* What is being asked *
Pictures stay out; everything else in the records below is copied exactly.

* The data *
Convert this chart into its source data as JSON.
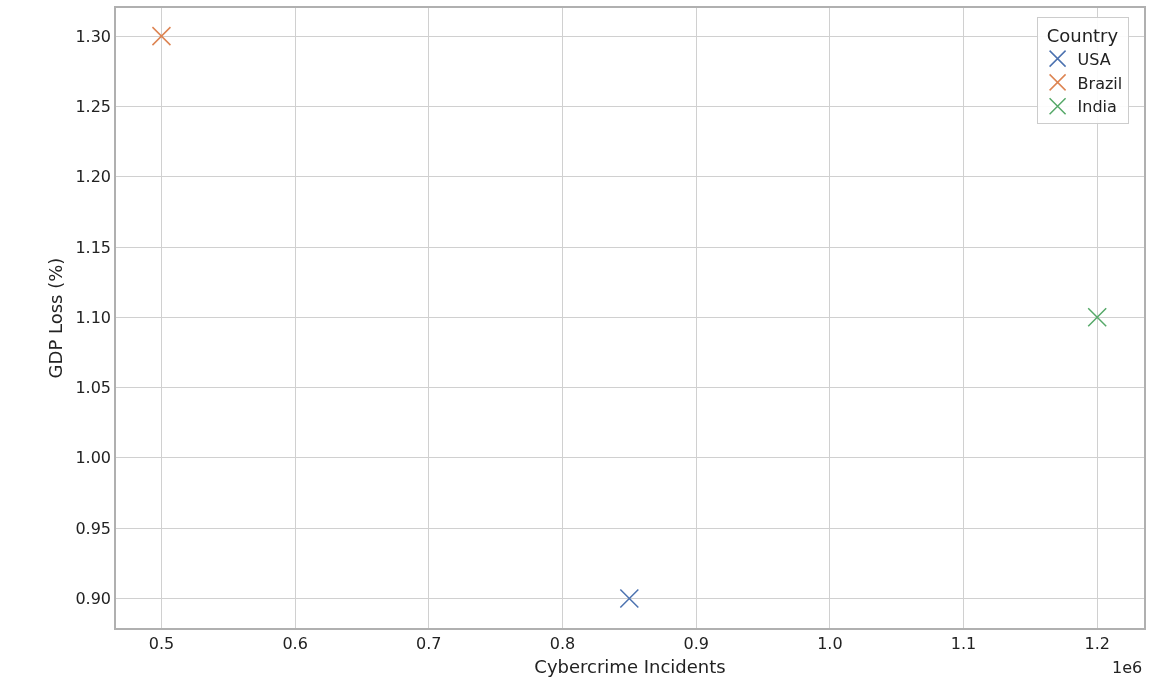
{
  "chart_data": {
    "type": "scatter",
    "xlabel": "Cybercrime Incidents",
    "ylabel": "GDP Loss (%)",
    "legend_title": "Country",
    "annotations": [
      "1e6"
    ],
    "series": [
      {
        "name": "USA",
        "color": "#4c72b0",
        "x": [
          0.85
        ],
        "values": [
          0.9
        ]
      },
      {
        "name": "Brazil",
        "color": "#dd8452",
        "x": [
          0.5
        ],
        "values": [
          1.3
        ]
      },
      {
        "name": "India",
        "color": "#55a868",
        "x": [
          1.2
        ],
        "values": [
          1.1
        ]
      }
    ],
    "xlim": [
      0.466,
      1.235
    ],
    "xticks": [
      0.5,
      0.6,
      0.7,
      0.8,
      0.9,
      {
        "value": 1.0,
        "label": "1.0"
      },
      1.1,
      1.2
    ],
    "ylim": [
      0.879,
      1.32
    ],
    "yticks": [
      {
        "value": 0.9,
        "label": "0.90"
      },
      {
        "value": 0.95,
        "label": "0.95"
      },
      {
        "value": 1.0,
        "label": "1.00"
      },
      {
        "value": 1.05,
        "label": "1.05"
      },
      {
        "value": 1.1,
        "label": "1.10"
      },
      {
        "value": 1.15,
        "label": "1.15"
      },
      {
        "value": 1.2,
        "label": "1.20"
      },
      {
        "value": 1.25,
        "label": "1.25"
      },
      {
        "value": 1.3,
        "label": "1.30"
      }
    ],
    "grid": true,
    "legend": "top right",
    "marker": "cross"
  }
}
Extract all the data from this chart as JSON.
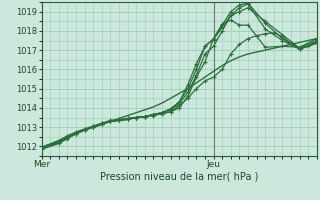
{
  "title": "",
  "xlabel": "Pression niveau de la mer( hPa )",
  "bg_color": "#cce8dc",
  "grid_color": "#99ccb8",
  "line_color": "#2d6e3e",
  "tick_color": "#1a4a28",
  "ylim": [
    1011.5,
    1019.5
  ],
  "xlim": [
    0,
    96
  ],
  "yticks": [
    1012,
    1013,
    1014,
    1015,
    1016,
    1017,
    1018,
    1019
  ],
  "xtick_positions": [
    0,
    60
  ],
  "xtick_labels": [
    "Mer",
    "Jeu"
  ],
  "vline_x": 60,
  "series": [
    {
      "x": [
        0,
        3,
        6,
        9,
        12,
        15,
        18,
        21,
        24,
        27,
        30,
        33,
        36,
        39,
        42,
        45,
        48,
        51,
        54,
        57,
        60,
        63,
        66,
        69,
        72,
        75,
        78,
        81,
        84,
        87,
        90,
        93,
        96
      ],
      "y": [
        1011.9,
        1012.05,
        1012.2,
        1012.45,
        1012.65,
        1012.85,
        1013.0,
        1013.15,
        1013.3,
        1013.45,
        1013.6,
        1013.75,
        1013.9,
        1014.05,
        1014.25,
        1014.5,
        1014.75,
        1015.0,
        1015.3,
        1015.6,
        1015.9,
        1016.2,
        1016.45,
        1016.65,
        1016.8,
        1016.9,
        1017.0,
        1017.1,
        1017.2,
        1017.3,
        1017.4,
        1017.5,
        1017.6
      ],
      "marker": false,
      "lw": 1.0
    },
    {
      "x": [
        0,
        6,
        9,
        12,
        15,
        18,
        21,
        24,
        27,
        30,
        33,
        36,
        39,
        42,
        45,
        48,
        51,
        54,
        57,
        60,
        63,
        66,
        69,
        72,
        75,
        78,
        81,
        84,
        87,
        90,
        93,
        96
      ],
      "y": [
        1011.95,
        1012.3,
        1012.5,
        1012.7,
        1012.9,
        1013.05,
        1013.2,
        1013.3,
        1013.35,
        1013.4,
        1013.5,
        1013.55,
        1013.6,
        1013.7,
        1013.8,
        1014.1,
        1014.5,
        1015.0,
        1015.4,
        1015.6,
        1016.0,
        1016.8,
        1017.3,
        1017.6,
        1017.75,
        1017.85,
        1017.9,
        1017.7,
        1017.35,
        1017.1,
        1017.2,
        1017.5
      ],
      "marker": true,
      "lw": 0.9
    },
    {
      "x": [
        0,
        6,
        9,
        12,
        15,
        18,
        21,
        24,
        27,
        30,
        33,
        36,
        39,
        42,
        45,
        48,
        51,
        54,
        57,
        60,
        63,
        66,
        69,
        72,
        78,
        84,
        90,
        96
      ],
      "y": [
        1011.95,
        1012.3,
        1012.55,
        1012.75,
        1012.9,
        1013.05,
        1013.2,
        1013.35,
        1013.4,
        1013.45,
        1013.5,
        1013.55,
        1013.65,
        1013.7,
        1013.8,
        1014.0,
        1014.6,
        1015.6,
        1016.4,
        1017.6,
        1018.35,
        1018.55,
        1018.3,
        1018.3,
        1017.15,
        1017.2,
        1017.15,
        1017.6
      ],
      "marker": true,
      "lw": 0.9
    },
    {
      "x": [
        0,
        6,
        9,
        12,
        15,
        18,
        21,
        24,
        27,
        30,
        33,
        36,
        39,
        42,
        45,
        48,
        51,
        54,
        57,
        60,
        63,
        66,
        69,
        72,
        78,
        84,
        90,
        96
      ],
      "y": [
        1011.95,
        1012.25,
        1012.5,
        1012.7,
        1012.85,
        1013.0,
        1013.15,
        1013.3,
        1013.35,
        1013.4,
        1013.5,
        1013.55,
        1013.65,
        1013.75,
        1013.95,
        1014.3,
        1015.2,
        1016.3,
        1017.2,
        1017.55,
        1018.2,
        1018.8,
        1019.0,
        1019.2,
        1018.5,
        1017.8,
        1017.1,
        1017.5
      ],
      "marker": true,
      "lw": 0.9
    },
    {
      "x": [
        0,
        6,
        9,
        12,
        15,
        18,
        21,
        24,
        27,
        30,
        33,
        36,
        39,
        42,
        45,
        48,
        51,
        54,
        57,
        60,
        63,
        66,
        69,
        72,
        78,
        84,
        90,
        96
      ],
      "y": [
        1011.9,
        1012.2,
        1012.45,
        1012.65,
        1012.85,
        1013.0,
        1013.15,
        1013.3,
        1013.35,
        1013.4,
        1013.5,
        1013.55,
        1013.65,
        1013.75,
        1013.9,
        1014.2,
        1014.8,
        1015.7,
        1016.8,
        1017.2,
        1018.0,
        1018.8,
        1019.2,
        1019.4,
        1018.1,
        1017.5,
        1017.05,
        1017.4
      ],
      "marker": true,
      "lw": 0.9
    },
    {
      "x": [
        0,
        6,
        9,
        12,
        15,
        18,
        21,
        24,
        27,
        30,
        33,
        36,
        39,
        42,
        45,
        48,
        51,
        54,
        57,
        60,
        63,
        66,
        69,
        72,
        78,
        84,
        90,
        96
      ],
      "y": [
        1011.85,
        1012.15,
        1012.4,
        1012.65,
        1012.85,
        1013.0,
        1013.15,
        1013.3,
        1013.35,
        1013.45,
        1013.5,
        1013.55,
        1013.65,
        1013.75,
        1013.95,
        1014.3,
        1015.0,
        1016.0,
        1017.2,
        1017.6,
        1018.3,
        1019.0,
        1019.35,
        1019.45,
        1018.4,
        1017.6,
        1017.05,
        1017.35
      ],
      "marker": true,
      "lw": 0.9
    }
  ]
}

* Solution to the exercise *
Convert this chart into its source data as JSON.
{
  "chart_data": {
    "type": "scatter",
    "xlabel": "Cybercrime Incidents",
    "ylabel": "GDP Loss (%)",
    "legend_title": "Country",
    "annotations": [
      "1e6"
    ],
    "series": [
      {
        "name": "USA",
        "color": "#4c72b0",
        "x": [
          0.85
        ],
        "values": [
          0.9
        ]
      },
      {
        "name": "Brazil",
        "color": "#dd8452",
        "x": [
          0.5
        ],
        "values": [
          1.3
        ]
      },
      {
        "name": "India",
        "color": "#55a868",
        "x": [
          1.2
        ],
        "values": [
          1.1
        ]
      }
    ],
    "xlim": [
      0.466,
      1.235
    ],
    "xticks": [
      0.5,
      0.6,
      0.7,
      0.8,
      0.9,
      {
        "value": 1.0,
        "label": "1.0"
      },
      1.1,
      1.2
    ],
    "ylim": [
      0.879,
      1.32
    ],
    "yticks": [
      {
        "value": 0.9,
        "label": "0.90"
      },
      {
        "value": 0.95,
        "label": "0.95"
      },
      {
        "value": 1.0,
        "label": "1.00"
      },
      {
        "value": 1.05,
        "label": "1.05"
      },
      {
        "value": 1.1,
        "label": "1.10"
      },
      {
        "value": 1.15,
        "label": "1.15"
      },
      {
        "value": 1.2,
        "label": "1.20"
      },
      {
        "value": 1.25,
        "label": "1.25"
      },
      {
        "value": 1.3,
        "label": "1.30"
      }
    ],
    "grid": true,
    "legend": "top right",
    "marker": "cross"
  }
}
Extract all the data from this chart as JSON.
{
  "title": "",
  "xlabel": "Pression niveau de la mer( hPa )",
  "bg_color": "#cce8dc",
  "grid_color": "#99ccb8",
  "line_color": "#2d6e3e",
  "tick_color": "#1a4a28",
  "ylim": [
    1011.5,
    1019.5
  ],
  "xlim": [
    0,
    96
  ],
  "yticks": [
    1012,
    1013,
    1014,
    1015,
    1016,
    1017,
    1018,
    1019
  ],
  "xtick_positions": [
    0,
    60
  ],
  "xtick_labels": [
    "Mer",
    "Jeu"
  ],
  "vline_x": 60,
  "series": [
    {
      "x": [
        0,
        3,
        6,
        9,
        12,
        15,
        18,
        21,
        24,
        27,
        30,
        33,
        36,
        39,
        42,
        45,
        48,
        51,
        54,
        57,
        60,
        63,
        66,
        69,
        72,
        75,
        78,
        81,
        84,
        87,
        90,
        93,
        96
      ],
      "y": [
        1011.9,
        1012.05,
        1012.2,
        1012.45,
        1012.65,
        1012.85,
        1013.0,
        1013.15,
        1013.3,
        1013.45,
        1013.6,
        1013.75,
        1013.9,
        1014.05,
        1014.25,
        1014.5,
        1014.75,
        1015.0,
        1015.3,
        1015.6,
        1015.9,
        1016.2,
        1016.45,
        1016.65,
        1016.8,
        1016.9,
        1017.0,
        1017.1,
        1017.2,
        1017.3,
        1017.4,
        1017.5,
        1017.6
      ],
      "marker": false,
      "lw": 1.0
    },
    {
      "x": [
        0,
        6,
        9,
        12,
        15,
        18,
        21,
        24,
        27,
        30,
        33,
        36,
        39,
        42,
        45,
        48,
        51,
        54,
        57,
        60,
        63,
        66,
        69,
        72,
        75,
        78,
        81,
        84,
        87,
        90,
        93,
        96
      ],
      "y": [
        1011.95,
        1012.3,
        1012.5,
        1012.7,
        1012.9,
        1013.05,
        1013.2,
        1013.3,
        1013.35,
        1013.4,
        1013.5,
        1013.55,
        1013.6,
        1013.7,
        1013.8,
        1014.1,
        1014.5,
        1015.0,
        1015.4,
        1015.6,
        1016.0,
        1016.8,
        1017.3,
        1017.6,
        1017.75,
        1017.85,
        1017.9,
        1017.7,
        1017.35,
        1017.1,
        1017.2,
        1017.5
      ],
      "marker": true,
      "lw": 0.9
    },
    {
      "x": [
        0,
        6,
        9,
        12,
        15,
        18,
        21,
        24,
        27,
        30,
        33,
        36,
        39,
        42,
        45,
        48,
        51,
        54,
        57,
        60,
        63,
        66,
        69,
        72,
        78,
        84,
        90,
        96
      ],
      "y": [
        1011.95,
        1012.3,
        1012.55,
        1012.75,
        1012.9,
        1013.05,
        1013.2,
        1013.35,
        1013.4,
        1013.45,
        1013.5,
        1013.55,
        1013.65,
        1013.7,
        1013.8,
        1014.0,
        1014.6,
        1015.6,
        1016.4,
        1017.6,
        1018.35,
        1018.55,
        1018.3,
        1018.3,
        1017.15,
        1017.2,
        1017.15,
        1017.6
      ],
      "marker": true,
      "lw": 0.9
    },
    {
      "x": [
        0,
        6,
        9,
        12,
        15,
        18,
        21,
        24,
        27,
        30,
        33,
        36,
        39,
        42,
        45,
        48,
        51,
        54,
        57,
        60,
        63,
        66,
        69,
        72,
        78,
        84,
        90,
        96
      ],
      "y": [
        1011.95,
        1012.25,
        1012.5,
        1012.7,
        1012.85,
        1013.0,
        1013.15,
        1013.3,
        1013.35,
        1013.4,
        1013.5,
        1013.55,
        1013.65,
        1013.75,
        1013.95,
        1014.3,
        1015.2,
        1016.3,
        1017.2,
        1017.55,
        1018.2,
        1018.8,
        1019.0,
        1019.2,
        1018.5,
        1017.8,
        1017.1,
        1017.5
      ],
      "marker": true,
      "lw": 0.9
    },
    {
      "x": [
        0,
        6,
        9,
        12,
        15,
        18,
        21,
        24,
        27,
        30,
        33,
        36,
        39,
        42,
        45,
        48,
        51,
        54,
        57,
        60,
        63,
        66,
        69,
        72,
        78,
        84,
        90,
        96
      ],
      "y": [
        1011.9,
        1012.2,
        1012.45,
        1012.65,
        1012.85,
        1013.0,
        1013.15,
        1013.3,
        1013.35,
        1013.4,
        1013.5,
        1013.55,
        1013.65,
        1013.75,
        1013.9,
        1014.2,
        1014.8,
        1015.7,
        1016.8,
        1017.2,
        1018.0,
        1018.8,
        1019.2,
        1019.4,
        1018.1,
        1017.5,
        1017.05,
        1017.4
      ],
      "marker": true,
      "lw": 0.9
    },
    {
      "x": [
        0,
        6,
        9,
        12,
        15,
        18,
        21,
        24,
        27,
        30,
        33,
        36,
        39,
        42,
        45,
        48,
        51,
        54,
        57,
        60,
        63,
        66,
        69,
        72,
        78,
        84,
        90,
        96
      ],
      "y": [
        1011.85,
        1012.15,
        1012.4,
        1012.65,
        1012.85,
        1013.0,
        1013.15,
        1013.3,
        1013.35,
        1013.45,
        1013.5,
        1013.55,
        1013.65,
        1013.75,
        1013.95,
        1014.3,
        1015.0,
        1016.0,
        1017.2,
        1017.6,
        1018.3,
        1019.0,
        1019.35,
        1019.45,
        1018.4,
        1017.6,
        1017.05,
        1017.35
      ],
      "marker": true,
      "lw": 0.9
    }
  ]
}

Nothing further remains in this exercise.